Provided material below:

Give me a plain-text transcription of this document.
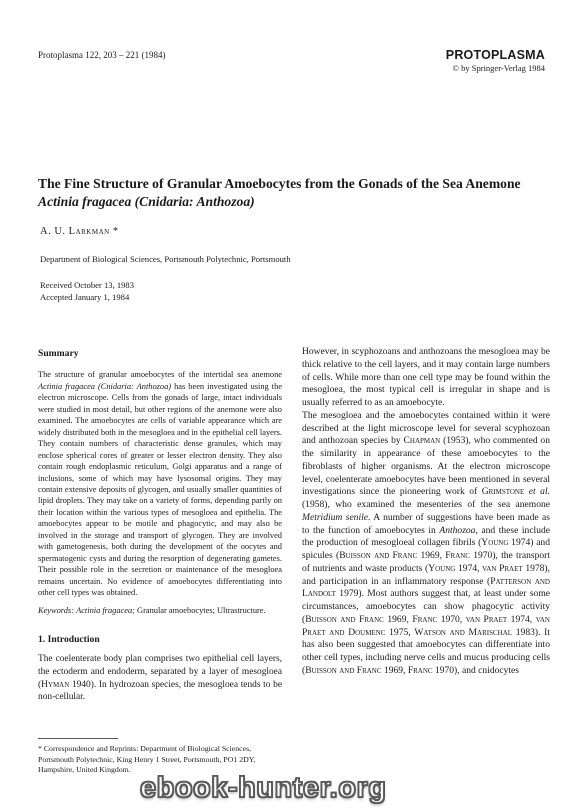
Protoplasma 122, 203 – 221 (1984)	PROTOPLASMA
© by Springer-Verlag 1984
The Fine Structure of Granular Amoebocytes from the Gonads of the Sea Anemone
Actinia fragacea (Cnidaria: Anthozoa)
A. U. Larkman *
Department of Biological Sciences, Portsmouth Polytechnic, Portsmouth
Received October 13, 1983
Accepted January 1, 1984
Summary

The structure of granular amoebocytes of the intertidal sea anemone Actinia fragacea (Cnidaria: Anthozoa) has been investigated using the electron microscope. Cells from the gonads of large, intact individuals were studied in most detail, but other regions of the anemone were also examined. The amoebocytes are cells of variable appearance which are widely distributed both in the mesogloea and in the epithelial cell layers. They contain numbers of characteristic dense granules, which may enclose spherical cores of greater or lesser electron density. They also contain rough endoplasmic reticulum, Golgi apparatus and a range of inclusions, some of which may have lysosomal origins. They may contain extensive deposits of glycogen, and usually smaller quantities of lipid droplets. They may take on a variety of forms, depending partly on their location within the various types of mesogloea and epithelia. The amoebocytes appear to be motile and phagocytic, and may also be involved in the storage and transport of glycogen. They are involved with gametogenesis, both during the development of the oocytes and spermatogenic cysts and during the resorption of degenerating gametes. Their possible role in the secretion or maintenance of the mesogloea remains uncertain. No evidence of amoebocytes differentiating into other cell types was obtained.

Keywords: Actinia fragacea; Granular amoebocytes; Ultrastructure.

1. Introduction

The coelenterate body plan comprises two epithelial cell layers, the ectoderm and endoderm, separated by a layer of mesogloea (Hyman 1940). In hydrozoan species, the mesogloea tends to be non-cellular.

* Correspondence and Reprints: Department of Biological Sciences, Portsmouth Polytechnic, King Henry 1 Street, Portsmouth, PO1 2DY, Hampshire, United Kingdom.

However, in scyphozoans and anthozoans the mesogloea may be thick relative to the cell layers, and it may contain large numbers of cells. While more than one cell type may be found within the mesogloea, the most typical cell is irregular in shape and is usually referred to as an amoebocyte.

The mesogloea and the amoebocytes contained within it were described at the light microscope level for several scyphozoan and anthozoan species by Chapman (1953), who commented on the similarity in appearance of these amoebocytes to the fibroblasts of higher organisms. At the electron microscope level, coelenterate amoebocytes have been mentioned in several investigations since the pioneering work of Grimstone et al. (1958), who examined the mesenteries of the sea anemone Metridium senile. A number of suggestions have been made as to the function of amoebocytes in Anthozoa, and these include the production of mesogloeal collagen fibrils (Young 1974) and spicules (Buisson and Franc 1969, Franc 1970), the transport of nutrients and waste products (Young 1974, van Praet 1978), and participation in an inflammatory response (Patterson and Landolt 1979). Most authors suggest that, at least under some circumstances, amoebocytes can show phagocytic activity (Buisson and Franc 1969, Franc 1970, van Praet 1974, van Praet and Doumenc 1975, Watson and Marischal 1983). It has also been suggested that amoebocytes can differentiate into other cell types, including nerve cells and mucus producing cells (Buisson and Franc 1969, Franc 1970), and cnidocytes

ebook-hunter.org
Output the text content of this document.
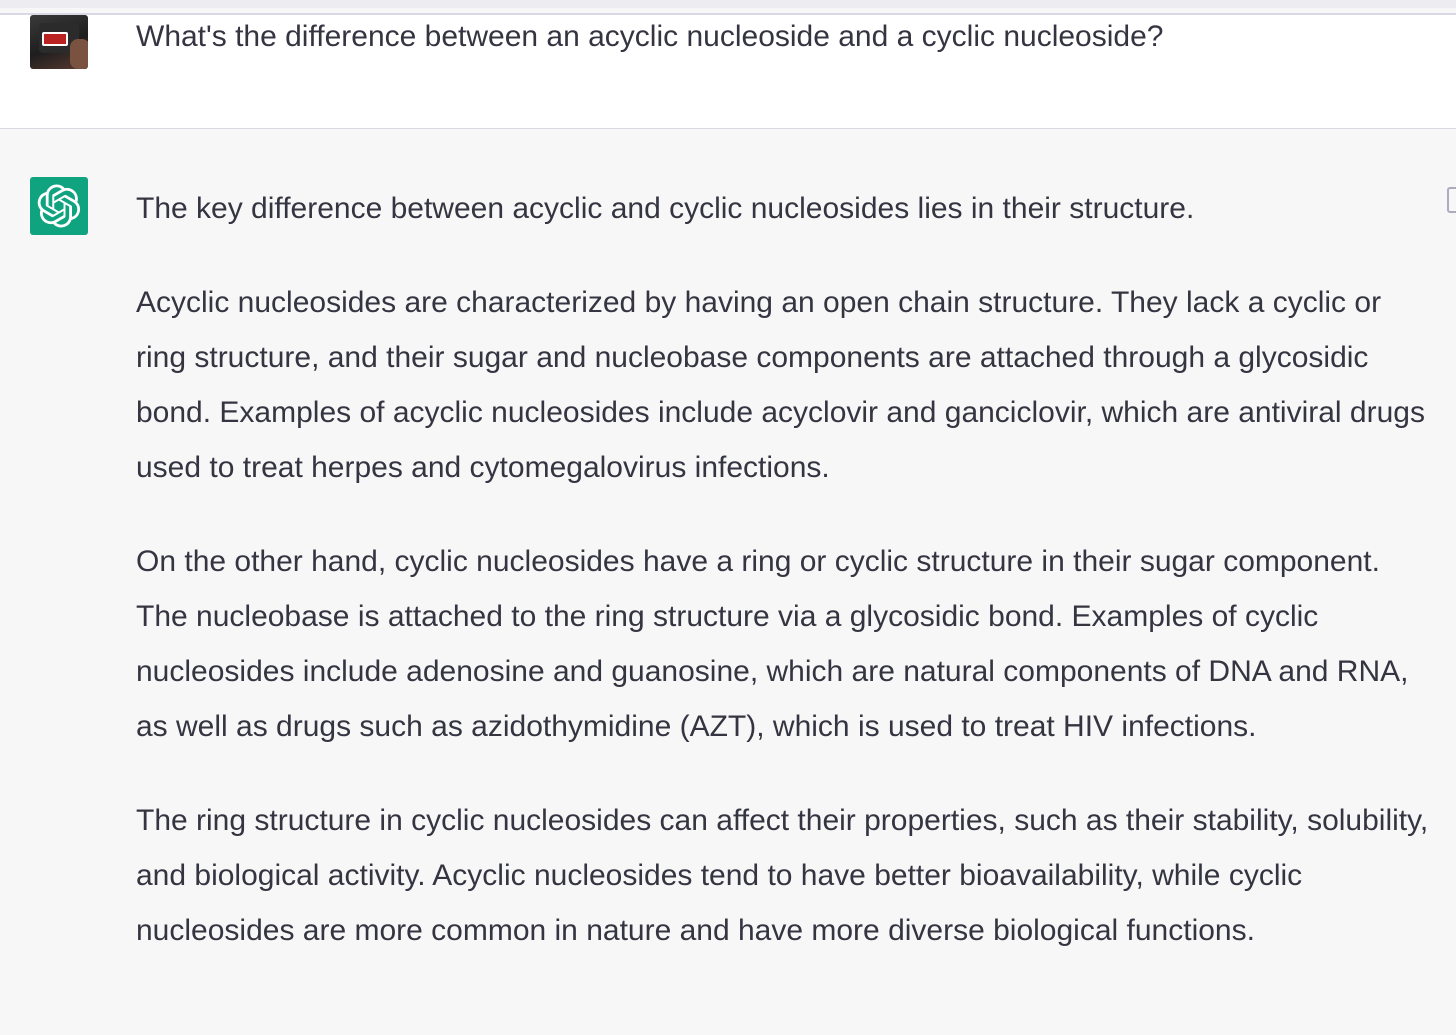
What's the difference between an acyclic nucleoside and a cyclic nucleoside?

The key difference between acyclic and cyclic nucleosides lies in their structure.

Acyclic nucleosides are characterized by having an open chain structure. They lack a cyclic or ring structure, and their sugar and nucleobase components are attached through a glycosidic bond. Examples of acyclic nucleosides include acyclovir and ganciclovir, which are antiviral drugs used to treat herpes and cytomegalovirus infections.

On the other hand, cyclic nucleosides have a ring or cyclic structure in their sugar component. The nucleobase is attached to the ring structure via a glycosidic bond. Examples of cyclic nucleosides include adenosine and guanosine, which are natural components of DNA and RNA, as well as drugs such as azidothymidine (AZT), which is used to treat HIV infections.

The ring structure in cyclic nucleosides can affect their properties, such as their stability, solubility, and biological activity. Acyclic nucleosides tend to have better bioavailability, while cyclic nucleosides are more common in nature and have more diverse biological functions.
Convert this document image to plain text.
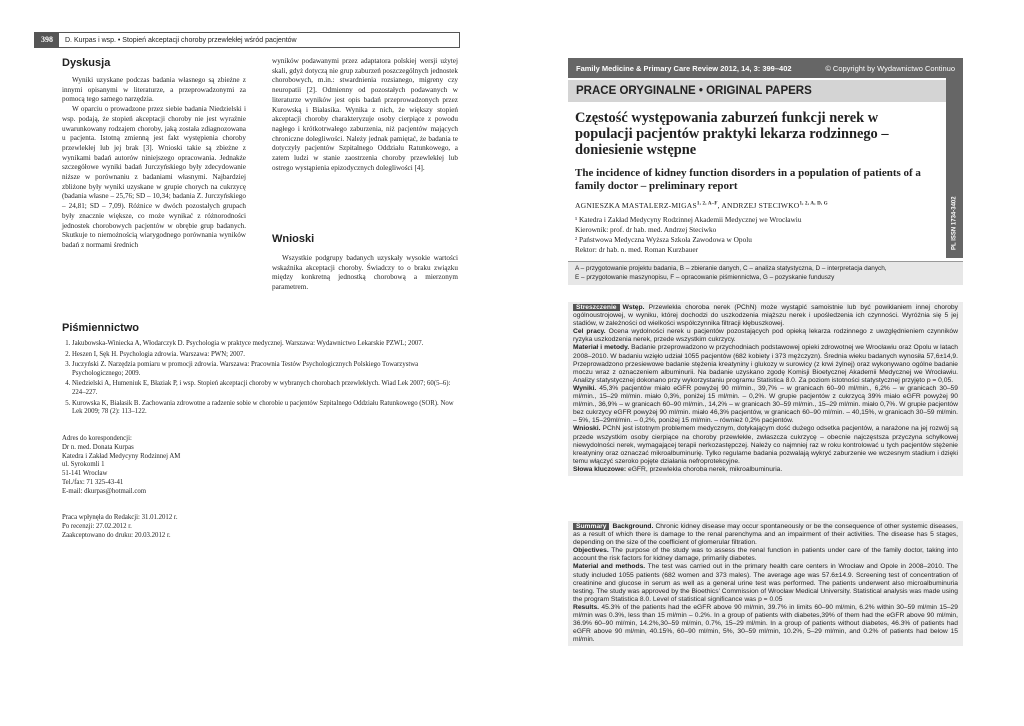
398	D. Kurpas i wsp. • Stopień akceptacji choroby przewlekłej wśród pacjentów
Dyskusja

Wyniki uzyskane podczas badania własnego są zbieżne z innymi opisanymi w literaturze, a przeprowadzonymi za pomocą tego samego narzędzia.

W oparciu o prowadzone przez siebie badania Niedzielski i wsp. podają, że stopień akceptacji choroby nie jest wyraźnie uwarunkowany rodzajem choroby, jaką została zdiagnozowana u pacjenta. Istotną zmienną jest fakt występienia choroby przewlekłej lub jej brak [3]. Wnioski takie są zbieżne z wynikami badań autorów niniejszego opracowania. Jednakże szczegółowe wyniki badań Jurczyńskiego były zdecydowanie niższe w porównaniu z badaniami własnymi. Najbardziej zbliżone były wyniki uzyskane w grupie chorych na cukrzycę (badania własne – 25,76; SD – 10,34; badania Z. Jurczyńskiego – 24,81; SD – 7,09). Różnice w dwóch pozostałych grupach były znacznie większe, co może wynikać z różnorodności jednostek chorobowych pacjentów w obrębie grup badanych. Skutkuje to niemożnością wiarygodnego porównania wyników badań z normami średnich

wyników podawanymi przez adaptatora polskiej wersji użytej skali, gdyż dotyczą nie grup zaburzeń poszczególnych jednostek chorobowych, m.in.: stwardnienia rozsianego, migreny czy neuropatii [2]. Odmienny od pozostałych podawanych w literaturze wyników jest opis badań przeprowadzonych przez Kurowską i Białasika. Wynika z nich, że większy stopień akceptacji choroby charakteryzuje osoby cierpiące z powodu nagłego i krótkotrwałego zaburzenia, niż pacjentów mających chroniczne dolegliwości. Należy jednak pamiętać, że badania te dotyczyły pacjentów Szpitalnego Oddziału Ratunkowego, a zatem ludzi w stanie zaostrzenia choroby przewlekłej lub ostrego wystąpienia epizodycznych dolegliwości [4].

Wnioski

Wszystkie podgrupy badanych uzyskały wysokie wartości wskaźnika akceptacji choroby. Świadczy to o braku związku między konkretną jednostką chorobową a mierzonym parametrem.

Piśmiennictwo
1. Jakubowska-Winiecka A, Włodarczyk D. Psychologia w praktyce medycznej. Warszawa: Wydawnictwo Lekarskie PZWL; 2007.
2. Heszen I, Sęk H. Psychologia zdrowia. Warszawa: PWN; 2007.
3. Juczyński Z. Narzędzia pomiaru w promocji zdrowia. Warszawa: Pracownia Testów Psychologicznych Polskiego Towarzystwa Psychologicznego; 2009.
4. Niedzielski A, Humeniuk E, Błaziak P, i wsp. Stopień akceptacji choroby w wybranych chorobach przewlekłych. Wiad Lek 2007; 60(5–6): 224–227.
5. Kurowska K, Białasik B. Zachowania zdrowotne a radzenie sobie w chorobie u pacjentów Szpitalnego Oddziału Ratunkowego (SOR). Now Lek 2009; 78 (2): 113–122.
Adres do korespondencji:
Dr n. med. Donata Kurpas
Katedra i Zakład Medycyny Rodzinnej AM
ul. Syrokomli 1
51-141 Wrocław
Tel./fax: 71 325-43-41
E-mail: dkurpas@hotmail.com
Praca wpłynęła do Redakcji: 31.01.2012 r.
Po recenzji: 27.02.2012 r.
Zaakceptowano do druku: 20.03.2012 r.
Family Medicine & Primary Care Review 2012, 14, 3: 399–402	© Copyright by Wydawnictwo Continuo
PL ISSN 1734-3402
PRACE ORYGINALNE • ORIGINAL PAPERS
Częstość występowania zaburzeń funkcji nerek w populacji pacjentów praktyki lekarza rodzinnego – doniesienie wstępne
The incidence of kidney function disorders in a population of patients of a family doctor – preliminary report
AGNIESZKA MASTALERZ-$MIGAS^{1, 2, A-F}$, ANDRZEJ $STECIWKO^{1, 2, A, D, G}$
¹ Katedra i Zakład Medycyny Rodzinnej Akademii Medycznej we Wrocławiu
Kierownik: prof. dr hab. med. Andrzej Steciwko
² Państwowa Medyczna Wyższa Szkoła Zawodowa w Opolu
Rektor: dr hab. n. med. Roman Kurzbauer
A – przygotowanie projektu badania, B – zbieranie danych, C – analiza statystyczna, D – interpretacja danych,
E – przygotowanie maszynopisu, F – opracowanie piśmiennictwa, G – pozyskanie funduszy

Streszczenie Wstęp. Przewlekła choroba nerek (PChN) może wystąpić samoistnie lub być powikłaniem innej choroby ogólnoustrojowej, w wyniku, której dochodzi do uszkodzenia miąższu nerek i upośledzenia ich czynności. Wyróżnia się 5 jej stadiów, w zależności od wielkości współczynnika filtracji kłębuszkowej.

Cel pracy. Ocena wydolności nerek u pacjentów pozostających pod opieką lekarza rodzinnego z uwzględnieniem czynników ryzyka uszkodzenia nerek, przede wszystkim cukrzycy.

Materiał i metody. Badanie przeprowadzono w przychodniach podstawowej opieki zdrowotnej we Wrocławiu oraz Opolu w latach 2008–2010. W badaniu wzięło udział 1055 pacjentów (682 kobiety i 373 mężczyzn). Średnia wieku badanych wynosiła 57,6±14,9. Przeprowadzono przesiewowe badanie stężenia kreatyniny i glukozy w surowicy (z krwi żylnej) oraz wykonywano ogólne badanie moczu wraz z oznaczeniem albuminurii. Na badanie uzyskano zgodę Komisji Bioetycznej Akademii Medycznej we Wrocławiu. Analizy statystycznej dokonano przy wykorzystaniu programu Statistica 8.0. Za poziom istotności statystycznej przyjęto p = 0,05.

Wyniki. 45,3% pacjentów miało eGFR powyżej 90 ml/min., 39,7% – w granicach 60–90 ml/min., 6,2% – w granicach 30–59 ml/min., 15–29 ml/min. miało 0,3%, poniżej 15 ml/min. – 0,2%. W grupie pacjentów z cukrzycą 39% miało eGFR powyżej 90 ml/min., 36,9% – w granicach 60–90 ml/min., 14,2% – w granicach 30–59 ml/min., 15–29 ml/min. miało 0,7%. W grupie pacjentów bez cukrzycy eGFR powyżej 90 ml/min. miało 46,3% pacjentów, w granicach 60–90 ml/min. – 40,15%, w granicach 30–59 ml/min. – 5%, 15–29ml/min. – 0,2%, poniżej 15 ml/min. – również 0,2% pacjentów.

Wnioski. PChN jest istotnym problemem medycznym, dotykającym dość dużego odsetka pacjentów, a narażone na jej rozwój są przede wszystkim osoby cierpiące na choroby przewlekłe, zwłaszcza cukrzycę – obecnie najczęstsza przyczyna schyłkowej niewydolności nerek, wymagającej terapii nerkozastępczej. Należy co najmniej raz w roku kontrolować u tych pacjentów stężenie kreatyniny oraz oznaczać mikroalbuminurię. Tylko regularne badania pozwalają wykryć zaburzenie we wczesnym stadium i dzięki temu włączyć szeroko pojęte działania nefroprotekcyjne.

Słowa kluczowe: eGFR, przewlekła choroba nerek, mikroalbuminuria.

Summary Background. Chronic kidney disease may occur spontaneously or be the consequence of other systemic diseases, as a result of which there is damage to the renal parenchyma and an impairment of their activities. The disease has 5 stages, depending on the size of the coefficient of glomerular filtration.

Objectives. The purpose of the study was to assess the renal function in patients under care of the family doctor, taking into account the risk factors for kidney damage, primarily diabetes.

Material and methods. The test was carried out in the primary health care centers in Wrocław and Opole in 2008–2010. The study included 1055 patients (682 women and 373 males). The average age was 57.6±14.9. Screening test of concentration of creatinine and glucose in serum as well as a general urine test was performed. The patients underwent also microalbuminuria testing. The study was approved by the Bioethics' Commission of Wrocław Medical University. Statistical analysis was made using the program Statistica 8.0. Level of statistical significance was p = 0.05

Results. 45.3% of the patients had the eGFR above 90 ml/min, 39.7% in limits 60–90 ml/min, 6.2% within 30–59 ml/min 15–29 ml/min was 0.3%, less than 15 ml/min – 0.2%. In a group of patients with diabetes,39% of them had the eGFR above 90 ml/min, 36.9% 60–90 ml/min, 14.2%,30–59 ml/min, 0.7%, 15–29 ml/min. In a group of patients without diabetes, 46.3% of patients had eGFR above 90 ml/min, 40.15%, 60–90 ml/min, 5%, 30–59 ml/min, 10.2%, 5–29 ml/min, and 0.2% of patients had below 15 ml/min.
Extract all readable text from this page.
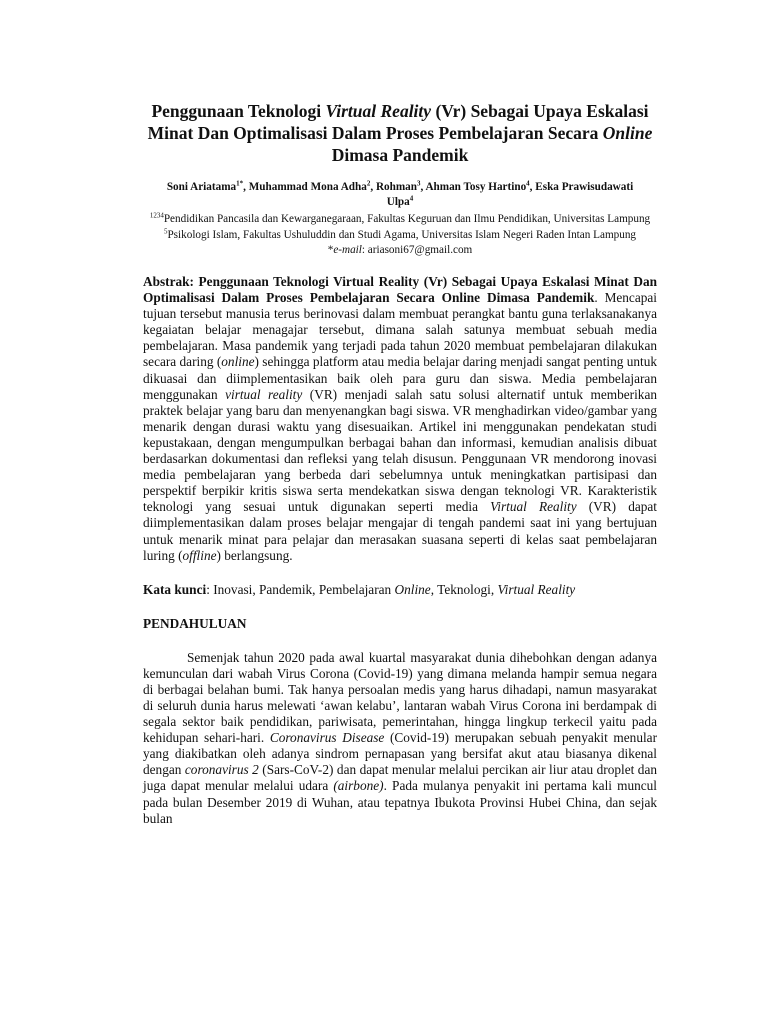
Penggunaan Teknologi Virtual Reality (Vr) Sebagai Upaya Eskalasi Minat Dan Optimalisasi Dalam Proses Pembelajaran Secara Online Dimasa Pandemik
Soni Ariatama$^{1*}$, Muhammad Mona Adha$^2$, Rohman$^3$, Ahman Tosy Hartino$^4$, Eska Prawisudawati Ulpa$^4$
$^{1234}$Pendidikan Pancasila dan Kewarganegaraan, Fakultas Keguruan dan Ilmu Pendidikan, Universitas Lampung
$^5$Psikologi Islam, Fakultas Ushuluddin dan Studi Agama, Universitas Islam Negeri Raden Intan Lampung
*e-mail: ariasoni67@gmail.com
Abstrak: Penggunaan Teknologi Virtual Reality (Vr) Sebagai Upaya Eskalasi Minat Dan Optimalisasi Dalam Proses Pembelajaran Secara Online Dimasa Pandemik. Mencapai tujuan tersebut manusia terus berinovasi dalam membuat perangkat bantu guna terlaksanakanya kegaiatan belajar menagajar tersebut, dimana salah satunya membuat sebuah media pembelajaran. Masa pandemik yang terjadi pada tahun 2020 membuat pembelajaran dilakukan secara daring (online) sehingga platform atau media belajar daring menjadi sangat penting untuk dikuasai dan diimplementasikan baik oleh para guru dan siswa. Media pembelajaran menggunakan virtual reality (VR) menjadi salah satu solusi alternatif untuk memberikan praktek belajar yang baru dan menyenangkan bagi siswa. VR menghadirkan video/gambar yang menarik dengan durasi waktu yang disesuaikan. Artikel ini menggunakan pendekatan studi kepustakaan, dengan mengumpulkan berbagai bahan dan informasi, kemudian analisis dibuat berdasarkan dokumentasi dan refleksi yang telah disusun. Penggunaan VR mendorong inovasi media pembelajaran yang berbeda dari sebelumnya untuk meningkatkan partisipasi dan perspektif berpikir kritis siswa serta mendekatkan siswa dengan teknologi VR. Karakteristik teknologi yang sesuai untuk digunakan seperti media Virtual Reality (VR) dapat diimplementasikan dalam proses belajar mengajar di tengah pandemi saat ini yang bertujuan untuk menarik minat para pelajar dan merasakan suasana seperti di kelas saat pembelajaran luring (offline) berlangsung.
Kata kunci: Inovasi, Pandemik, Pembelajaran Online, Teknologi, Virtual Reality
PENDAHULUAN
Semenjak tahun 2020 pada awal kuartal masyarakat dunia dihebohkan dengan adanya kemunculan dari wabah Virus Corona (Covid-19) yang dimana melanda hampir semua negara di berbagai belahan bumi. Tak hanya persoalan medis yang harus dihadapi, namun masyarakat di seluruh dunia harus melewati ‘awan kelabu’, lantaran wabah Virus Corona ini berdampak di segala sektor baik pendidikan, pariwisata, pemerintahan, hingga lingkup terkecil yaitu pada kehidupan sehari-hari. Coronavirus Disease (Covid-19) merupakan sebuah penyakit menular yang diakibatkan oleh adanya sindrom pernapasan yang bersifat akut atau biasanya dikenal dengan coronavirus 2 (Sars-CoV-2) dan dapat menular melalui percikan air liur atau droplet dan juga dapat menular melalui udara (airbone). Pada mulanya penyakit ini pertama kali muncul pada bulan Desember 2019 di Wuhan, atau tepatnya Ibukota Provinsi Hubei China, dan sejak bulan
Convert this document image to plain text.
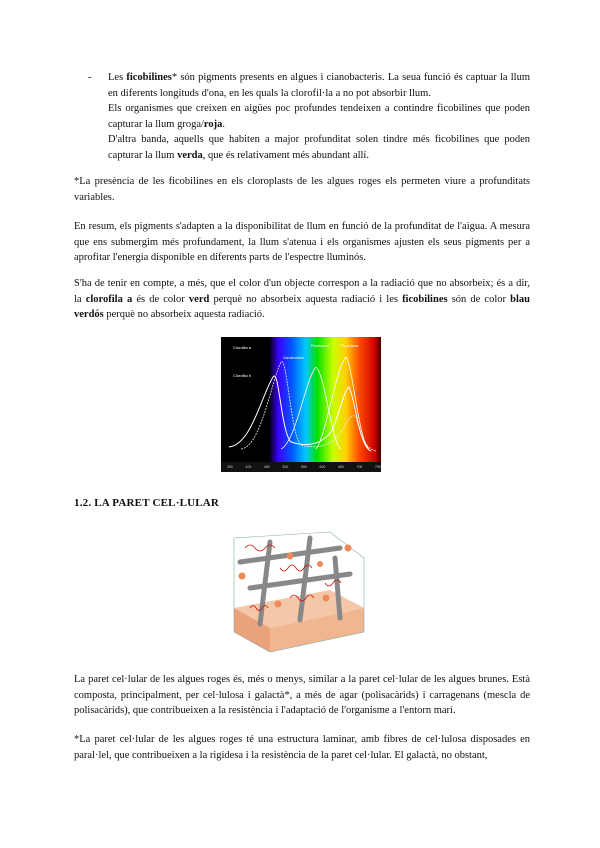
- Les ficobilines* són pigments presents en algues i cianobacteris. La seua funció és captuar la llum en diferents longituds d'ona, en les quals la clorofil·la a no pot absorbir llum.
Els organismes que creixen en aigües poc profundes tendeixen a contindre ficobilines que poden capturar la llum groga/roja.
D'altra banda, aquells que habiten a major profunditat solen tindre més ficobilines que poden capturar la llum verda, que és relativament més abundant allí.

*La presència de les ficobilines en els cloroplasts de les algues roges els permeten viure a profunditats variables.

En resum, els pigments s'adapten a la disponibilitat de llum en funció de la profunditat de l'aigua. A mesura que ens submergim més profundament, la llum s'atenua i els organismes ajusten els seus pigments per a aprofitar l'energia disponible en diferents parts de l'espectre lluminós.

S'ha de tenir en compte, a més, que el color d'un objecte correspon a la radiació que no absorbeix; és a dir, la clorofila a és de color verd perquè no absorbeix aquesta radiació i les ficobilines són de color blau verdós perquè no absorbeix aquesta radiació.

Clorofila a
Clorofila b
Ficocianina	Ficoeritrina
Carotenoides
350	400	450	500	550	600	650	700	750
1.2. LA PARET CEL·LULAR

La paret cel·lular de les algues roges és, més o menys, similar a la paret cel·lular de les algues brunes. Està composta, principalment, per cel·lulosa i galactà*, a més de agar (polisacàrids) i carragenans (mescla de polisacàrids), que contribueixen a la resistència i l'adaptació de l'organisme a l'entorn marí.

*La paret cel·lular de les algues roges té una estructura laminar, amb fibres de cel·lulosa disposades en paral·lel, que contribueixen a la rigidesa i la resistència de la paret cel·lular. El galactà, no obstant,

End of Provided material.

**Work request:** Report the number of lines above containing the word "Examples", with no other text.

**Problem solution:** 2